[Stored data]
----------

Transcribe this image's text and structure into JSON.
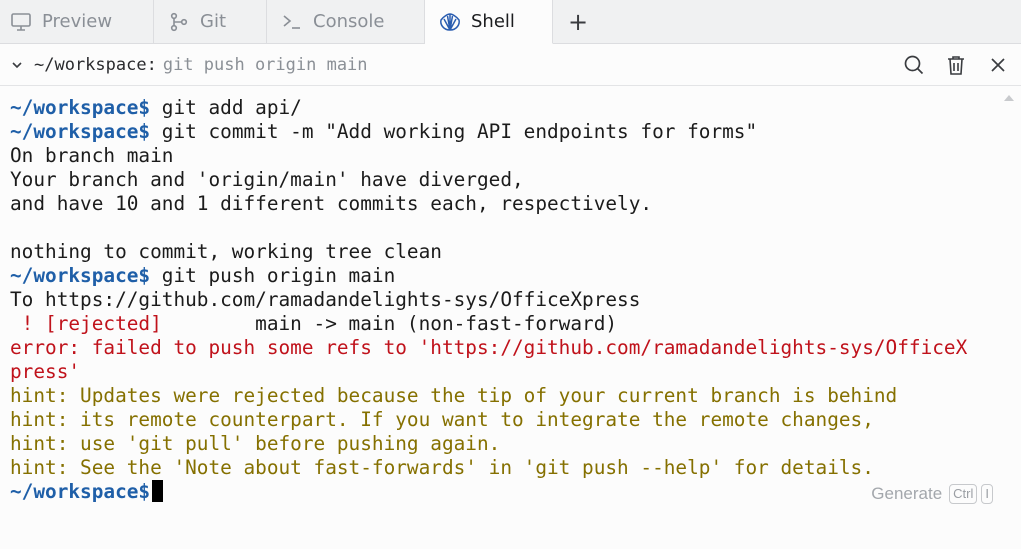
{
  "tabs": [
    {
      "label": "Preview",
      "icon": "monitor-icon",
      "active": false
    },
    {
      "label": "Git",
      "icon": "git-branch-icon",
      "active": false
    },
    {
      "label": "Console",
      "icon": "terminal-prompt-icon",
      "active": false
    },
    {
      "label": "Shell",
      "icon": "shell-icon",
      "active": true
    }
  ],
  "new_tab_label": "+",
  "toolbar": {
    "path": "~/workspace:",
    "command_preview": "git push origin main"
  },
  "terminal": {
    "prompt": "~/workspace$",
    "lines": [
      {
        "type": "cmd",
        "text": " git add api/"
      },
      {
        "type": "cmd",
        "text": " git commit -m \"Add working API endpoints for forms\""
      },
      {
        "type": "out",
        "text": "On branch main"
      },
      {
        "type": "out",
        "text": "Your branch and 'origin/main' have diverged,"
      },
      {
        "type": "out",
        "text": "and have 10 and 1 different commits each, respectively."
      },
      {
        "type": "out",
        "text": ""
      },
      {
        "type": "out",
        "text": "nothing to commit, working tree clean"
      },
      {
        "type": "cmd",
        "text": " git push origin main"
      },
      {
        "type": "out",
        "text": "To https://github.com/ramadandelights-sys/OfficeXpress"
      },
      {
        "type": "reject",
        "text": " ! [rejected]",
        "rest": "        main -> main (non-fast-forward)"
      },
      {
        "type": "error",
        "text": "error: failed to push some refs to 'https://github.com/ramadandelights-sys/OfficeX"
      },
      {
        "type": "error",
        "text": "press'"
      },
      {
        "type": "hint",
        "text": "hint: Updates were rejected because the tip of your current branch is behind"
      },
      {
        "type": "hint",
        "text": "hint: its remote counterpart. If you want to integrate the remote changes,"
      },
      {
        "type": "hint",
        "text": "hint: use 'git pull' before pushing again."
      },
      {
        "type": "hint",
        "text": "hint: See the 'Note about fast-forwards' in 'git push --help' for details."
      }
    ]
  },
  "generate": {
    "label": "Generate",
    "key1": "Ctrl",
    "key2": "I"
  }
}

----------

### [Set task]
Using the records above, retype everything exactly except the pictures.

### [Expected output]
Transcribe this image's text and structure into JSON.
{
  "tabs": [
    {
      "label": "Preview",
      "icon": "monitor-icon",
      "active": false
    },
    {
      "label": "Git",
      "icon": "git-branch-icon",
      "active": false
    },
    {
      "label": "Console",
      "icon": "terminal-prompt-icon",
      "active": false
    },
    {
      "label": "Shell",
      "icon": "shell-icon",
      "active": true
    }
  ],
  "new_tab_label": "+",
  "toolbar": {
    "path": "~/workspace:",
    "command_preview": "git push origin main"
  },
  "terminal": {
    "prompt": "~/workspace$",
    "lines": [
      {
        "type": "cmd",
        "text": " git add api/"
      },
      {
        "type": "cmd",
        "text": " git commit -m \"Add working API endpoints for forms\""
      },
      {
        "type": "out",
        "text": "On branch main"
      },
      {
        "type": "out",
        "text": "Your branch and 'origin/main' have diverged,"
      },
      {
        "type": "out",
        "text": "and have 10 and 1 different commits each, respectively."
      },
      {
        "type": "out",
        "text": ""
      },
      {
        "type": "out",
        "text": "nothing to commit, working tree clean"
      },
      {
        "type": "cmd",
        "text": " git push origin main"
      },
      {
        "type": "out",
        "text": "To https://github.com/ramadandelights-sys/OfficeXpress"
      },
      {
        "type": "reject",
        "text": " ! [rejected]",
        "rest": "        main -> main (non-fast-forward)"
      },
      {
        "type": "error",
        "text": "error: failed to push some refs to 'https://github.com/ramadandelights-sys/OfficeX"
      },
      {
        "type": "error",
        "text": "press'"
      },
      {
        "type": "hint",
        "text": "hint: Updates were rejected because the tip of your current branch is behind"
      },
      {
        "type": "hint",
        "text": "hint: its remote counterpart. If you want to integrate the remote changes,"
      },
      {
        "type": "hint",
        "text": "hint: use 'git pull' before pushing again."
      },
      {
        "type": "hint",
        "text": "hint: See the 'Note about fast-forwards' in 'git push --help' for details."
      }
    ]
  },
  "generate": {
    "label": "Generate",
    "key1": "Ctrl",
    "key2": "I"
  }
}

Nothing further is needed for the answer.